**Task objective:** Pick up the article on the breach notification rules where it stops, and carry it forward from its last sentence.

**Text block:**
● ● ● ● ● ● ●

Breach Notification Rules Effective February 22

 
February 23, 2010:

The interim final rule, titled Breach Notification for Unsecured Protected Health Information, published in the Federal Register on August 24, 2009, requires that providers take extraordinary measures when patients’ medical information is released to unauthorized persons.

More specifically this interim final rule does the following:
  • Requests comments on requiring notification of breaches of unsecured protected health information (PHI). This is a final rule, but the Department of Health and Human Services (HHS) will likely refine its policies in the future to accommodate some of the comments received.
  • Provides updated guidance on what information is “unsecured protected health information.”
  • Specifies techniques and methodologies that render PHI unusable, unreadable, or indecipherable to unauthorized individuals.

Overall, this rule creates regulations to implement the requirements and actions of the Health Information Technology for Economic and Clinical Health (HITECH) Act, which is part of the American Recovery and Reinvestment Act (ARRA).

The breach notification rule applies to breaches that occur on or after 30 days from the August 24 date of publication of this interim final rule. The effective date was September 23, 2009, but the Department of Health and Human Services extended the time frame for becoming completely compliant with the new regulations. The agency will use “enforcement discretion” and not impose sanctions for failure to provide the required notifications for breaches that are discovered before 180 calendar days from the publication of this rule, making full-scale compliance with the new rule required by February 22, 2010.

● ● ● ● ● ● ●

**Data under study:**
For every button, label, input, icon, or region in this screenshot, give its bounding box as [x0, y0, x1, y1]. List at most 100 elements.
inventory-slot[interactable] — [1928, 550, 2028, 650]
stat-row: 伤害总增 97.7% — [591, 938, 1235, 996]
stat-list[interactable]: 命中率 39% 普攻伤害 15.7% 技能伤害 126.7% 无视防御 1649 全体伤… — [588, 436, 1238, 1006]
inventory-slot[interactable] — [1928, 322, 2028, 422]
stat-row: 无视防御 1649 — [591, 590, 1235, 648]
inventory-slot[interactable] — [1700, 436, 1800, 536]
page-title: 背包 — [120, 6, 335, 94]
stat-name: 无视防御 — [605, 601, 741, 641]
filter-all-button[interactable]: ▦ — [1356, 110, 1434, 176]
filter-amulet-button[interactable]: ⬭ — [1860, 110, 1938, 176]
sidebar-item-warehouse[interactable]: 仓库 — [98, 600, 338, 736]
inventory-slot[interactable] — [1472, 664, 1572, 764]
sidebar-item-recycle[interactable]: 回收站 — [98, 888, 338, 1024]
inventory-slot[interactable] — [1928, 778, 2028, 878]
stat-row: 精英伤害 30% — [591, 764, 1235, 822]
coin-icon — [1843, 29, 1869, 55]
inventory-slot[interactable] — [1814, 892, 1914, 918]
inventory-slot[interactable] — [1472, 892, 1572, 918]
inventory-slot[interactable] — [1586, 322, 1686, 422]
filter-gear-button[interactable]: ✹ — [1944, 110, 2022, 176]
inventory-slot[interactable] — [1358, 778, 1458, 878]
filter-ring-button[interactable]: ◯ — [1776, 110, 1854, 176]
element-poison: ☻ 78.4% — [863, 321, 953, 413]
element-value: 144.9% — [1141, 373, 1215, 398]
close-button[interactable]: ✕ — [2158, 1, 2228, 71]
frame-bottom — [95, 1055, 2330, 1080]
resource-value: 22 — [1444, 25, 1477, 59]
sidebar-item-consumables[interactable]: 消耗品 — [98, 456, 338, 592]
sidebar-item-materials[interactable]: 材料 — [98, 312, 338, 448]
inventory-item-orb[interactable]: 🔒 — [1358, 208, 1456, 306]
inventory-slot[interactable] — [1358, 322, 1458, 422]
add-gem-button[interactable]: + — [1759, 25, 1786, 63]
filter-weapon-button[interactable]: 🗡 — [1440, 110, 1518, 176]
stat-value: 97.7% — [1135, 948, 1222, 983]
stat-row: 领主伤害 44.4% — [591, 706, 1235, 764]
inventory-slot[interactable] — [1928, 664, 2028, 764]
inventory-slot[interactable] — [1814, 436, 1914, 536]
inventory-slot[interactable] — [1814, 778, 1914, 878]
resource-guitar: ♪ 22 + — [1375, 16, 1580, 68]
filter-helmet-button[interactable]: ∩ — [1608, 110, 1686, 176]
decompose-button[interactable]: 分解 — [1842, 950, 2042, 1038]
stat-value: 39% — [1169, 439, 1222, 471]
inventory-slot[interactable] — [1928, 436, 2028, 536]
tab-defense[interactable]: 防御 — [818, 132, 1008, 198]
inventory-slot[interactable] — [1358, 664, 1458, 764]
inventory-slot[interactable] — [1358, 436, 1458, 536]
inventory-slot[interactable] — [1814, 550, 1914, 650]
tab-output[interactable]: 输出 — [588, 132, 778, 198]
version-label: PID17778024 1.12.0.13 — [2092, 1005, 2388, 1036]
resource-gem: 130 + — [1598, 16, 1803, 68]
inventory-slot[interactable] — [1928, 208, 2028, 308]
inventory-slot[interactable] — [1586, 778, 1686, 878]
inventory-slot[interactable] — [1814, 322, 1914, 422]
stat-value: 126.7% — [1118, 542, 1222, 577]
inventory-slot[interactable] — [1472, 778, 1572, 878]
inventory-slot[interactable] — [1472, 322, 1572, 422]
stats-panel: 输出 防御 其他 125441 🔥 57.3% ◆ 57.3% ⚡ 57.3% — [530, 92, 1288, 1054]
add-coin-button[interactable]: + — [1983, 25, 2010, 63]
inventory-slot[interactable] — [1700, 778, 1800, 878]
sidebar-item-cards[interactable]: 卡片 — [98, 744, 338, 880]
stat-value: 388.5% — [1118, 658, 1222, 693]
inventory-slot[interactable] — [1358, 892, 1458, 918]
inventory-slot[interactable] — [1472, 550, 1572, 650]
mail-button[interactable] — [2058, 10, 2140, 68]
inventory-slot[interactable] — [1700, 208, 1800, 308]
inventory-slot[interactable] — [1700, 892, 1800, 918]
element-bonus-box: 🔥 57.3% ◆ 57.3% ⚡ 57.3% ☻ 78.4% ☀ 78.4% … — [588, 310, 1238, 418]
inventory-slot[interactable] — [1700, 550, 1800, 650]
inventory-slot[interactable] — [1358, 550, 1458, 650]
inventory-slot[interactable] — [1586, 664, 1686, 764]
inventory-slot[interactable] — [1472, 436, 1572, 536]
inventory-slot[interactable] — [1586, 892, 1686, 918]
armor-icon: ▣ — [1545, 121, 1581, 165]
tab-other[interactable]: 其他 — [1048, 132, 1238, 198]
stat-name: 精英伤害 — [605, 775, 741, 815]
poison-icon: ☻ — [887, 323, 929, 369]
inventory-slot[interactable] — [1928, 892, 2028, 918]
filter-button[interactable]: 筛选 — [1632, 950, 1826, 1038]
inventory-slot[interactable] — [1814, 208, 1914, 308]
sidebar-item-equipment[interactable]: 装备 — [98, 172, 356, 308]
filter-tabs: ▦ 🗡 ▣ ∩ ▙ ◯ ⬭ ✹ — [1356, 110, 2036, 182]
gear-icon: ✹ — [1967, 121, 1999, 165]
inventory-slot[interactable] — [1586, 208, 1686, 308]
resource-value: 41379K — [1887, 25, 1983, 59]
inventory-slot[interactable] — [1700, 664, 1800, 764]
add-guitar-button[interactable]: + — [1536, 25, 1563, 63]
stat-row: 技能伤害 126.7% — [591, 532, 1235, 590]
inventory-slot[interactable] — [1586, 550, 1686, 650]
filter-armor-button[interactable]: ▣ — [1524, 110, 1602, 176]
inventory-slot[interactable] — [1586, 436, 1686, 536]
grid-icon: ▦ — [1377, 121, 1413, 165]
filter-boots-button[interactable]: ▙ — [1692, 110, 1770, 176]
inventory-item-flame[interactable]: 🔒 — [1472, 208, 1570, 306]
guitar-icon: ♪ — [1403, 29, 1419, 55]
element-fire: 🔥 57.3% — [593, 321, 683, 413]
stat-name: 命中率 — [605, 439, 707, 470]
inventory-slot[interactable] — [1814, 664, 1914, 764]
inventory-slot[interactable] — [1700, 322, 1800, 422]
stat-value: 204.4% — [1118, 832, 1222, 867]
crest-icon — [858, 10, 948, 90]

● ● ● ● ● ● ●

**Result:**
A breach is defined as the unauthorized acquisition, access, use, or disclosure of PHI that compromises the security or privacy of the PHI. The exceptions to a breach are:
  • Disclosures in which the recipient of the information would not reasonably have been able to retain the information
  • Certain unintentional acquisition
  • Access or use of information by employees or persons acting under the authority of a covered entity or business associate
  • Certain inadvertent disclosures among persons similarly authorized to access protected health information (PHI) at a business associate or covered entity

PHI is individually identifiable health information that is transmitted or maintained in any form or medium, including electronic information. Note that this breach notification rule applies only to PHI.